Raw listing
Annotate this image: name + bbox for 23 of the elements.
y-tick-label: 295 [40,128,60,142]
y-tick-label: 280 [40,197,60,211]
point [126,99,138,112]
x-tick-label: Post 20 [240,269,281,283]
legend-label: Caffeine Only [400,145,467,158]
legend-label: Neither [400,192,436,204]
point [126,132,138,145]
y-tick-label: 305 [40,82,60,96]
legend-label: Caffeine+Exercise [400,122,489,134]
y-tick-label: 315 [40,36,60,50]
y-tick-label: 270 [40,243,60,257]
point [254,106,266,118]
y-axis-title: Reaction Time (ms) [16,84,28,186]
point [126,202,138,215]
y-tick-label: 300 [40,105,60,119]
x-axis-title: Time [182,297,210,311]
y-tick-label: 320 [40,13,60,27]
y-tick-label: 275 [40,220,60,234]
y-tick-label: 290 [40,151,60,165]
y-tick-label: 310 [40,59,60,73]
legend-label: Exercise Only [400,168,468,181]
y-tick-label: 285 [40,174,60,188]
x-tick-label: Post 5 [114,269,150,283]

• Task details
Count the lines in the listing that contain the string "Post", matching case, and give only that number.

• Full response
2